## [Requirement]
Output the material beneath exactly, leaving nothing out.

Extracted records:
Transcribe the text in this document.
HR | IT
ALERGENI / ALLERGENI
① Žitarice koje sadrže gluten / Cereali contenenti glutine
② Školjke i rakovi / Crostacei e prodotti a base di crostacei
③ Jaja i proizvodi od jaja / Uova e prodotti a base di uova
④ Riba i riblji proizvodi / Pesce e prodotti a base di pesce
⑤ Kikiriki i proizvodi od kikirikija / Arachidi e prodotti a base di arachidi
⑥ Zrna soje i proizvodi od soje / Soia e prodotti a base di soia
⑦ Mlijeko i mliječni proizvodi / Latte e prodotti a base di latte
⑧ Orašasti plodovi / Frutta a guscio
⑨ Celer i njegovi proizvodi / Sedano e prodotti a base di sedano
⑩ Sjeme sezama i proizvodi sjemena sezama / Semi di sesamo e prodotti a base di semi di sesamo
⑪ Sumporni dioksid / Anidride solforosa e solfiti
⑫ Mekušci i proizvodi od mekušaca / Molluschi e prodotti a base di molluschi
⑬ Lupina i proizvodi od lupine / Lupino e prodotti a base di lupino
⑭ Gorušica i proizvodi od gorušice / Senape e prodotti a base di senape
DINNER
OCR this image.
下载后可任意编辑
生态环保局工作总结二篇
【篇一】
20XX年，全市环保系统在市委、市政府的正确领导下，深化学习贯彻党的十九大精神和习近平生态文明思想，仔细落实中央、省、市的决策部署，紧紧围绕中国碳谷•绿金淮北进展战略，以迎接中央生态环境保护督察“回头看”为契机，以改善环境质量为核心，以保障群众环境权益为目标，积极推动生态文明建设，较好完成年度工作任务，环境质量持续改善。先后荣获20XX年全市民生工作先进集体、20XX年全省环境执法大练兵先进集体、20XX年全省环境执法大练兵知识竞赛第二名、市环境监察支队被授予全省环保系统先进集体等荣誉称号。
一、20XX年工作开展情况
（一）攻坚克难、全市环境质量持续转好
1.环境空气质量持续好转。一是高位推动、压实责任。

## [Exercise output]
Transcribe the text in this document.
HR | IT
ALERGENI / ALLERGENI
① Žitarice koje sadrže gluten / Cereali contenenti glutine
② Školjke i rakovi / Crostacei e prodotti a base di crostacei
③ Jaja i proizvodi od jaja / Uova e prodotti a base di uova
④ Riba i riblji proizvodi / Pesce e prodotti a base di pesce
⑤ Kikiriki i proizvodi od kikirikija / Arachidi e prodotti a base di arachidi
⑥ Zrna soje i proizvodi od soje / Soia e prodotti a base di soia
⑦ Mlijeko i mliječni proizvodi / Latte e prodotti a base di latte
⑧ Orašasti plodovi / Frutta a guscio
⑨ Celer i njegovi proizvodi / Sedano e prodotti a base di sedano
⑩ Sjeme sezama i proizvodi sjemena sezama / Semi di sesamo e prodotti a base di semi di sesamo
⑪ Sumporni dioksid / Anidride solforosa e solfiti
⑫ Mekušci i proizvodi od mekušaca / Molluschi e prodotti a base di molluschi
⑬ Lupina i proizvodi od lupine / Lupino e prodotti a base di lupino
⑭ Gorušica i proizvodi od gorušice / Senape e prodotti a base di senape
DINNER
OCR this image.
下载后可任意编辑
生态环保局工作总结二篇
【篇一】
20XX年，全市环保系统在市委、市政府的正确领导下，深化学习贯彻党的十九大精神和习近平生态文明思想，仔细落实中央、省、市的决策部署，紧紧围绕中国碳谷•绿金淮北进展战略，以迎接中央生态环境保护督察“回头看”为契机，以改善环境质量为核心，以保障群众环境权益为目标，积极推动生态文明建设，较好完成年度工作任务，环境质量持续改善。先后荣获20XX年全市民生工作先进集体、20XX年全省环境执法大练兵先进集体、20XX年全省环境执法大练兵知识竞赛第二名、市环境监察支队被授予全省环保系统先进集体等荣誉称号。
一、20XX年工作开展情况
（一）攻坚克难、全市环境质量持续转好
1.环境空气质量持续好转。一是高位推动、压实责任。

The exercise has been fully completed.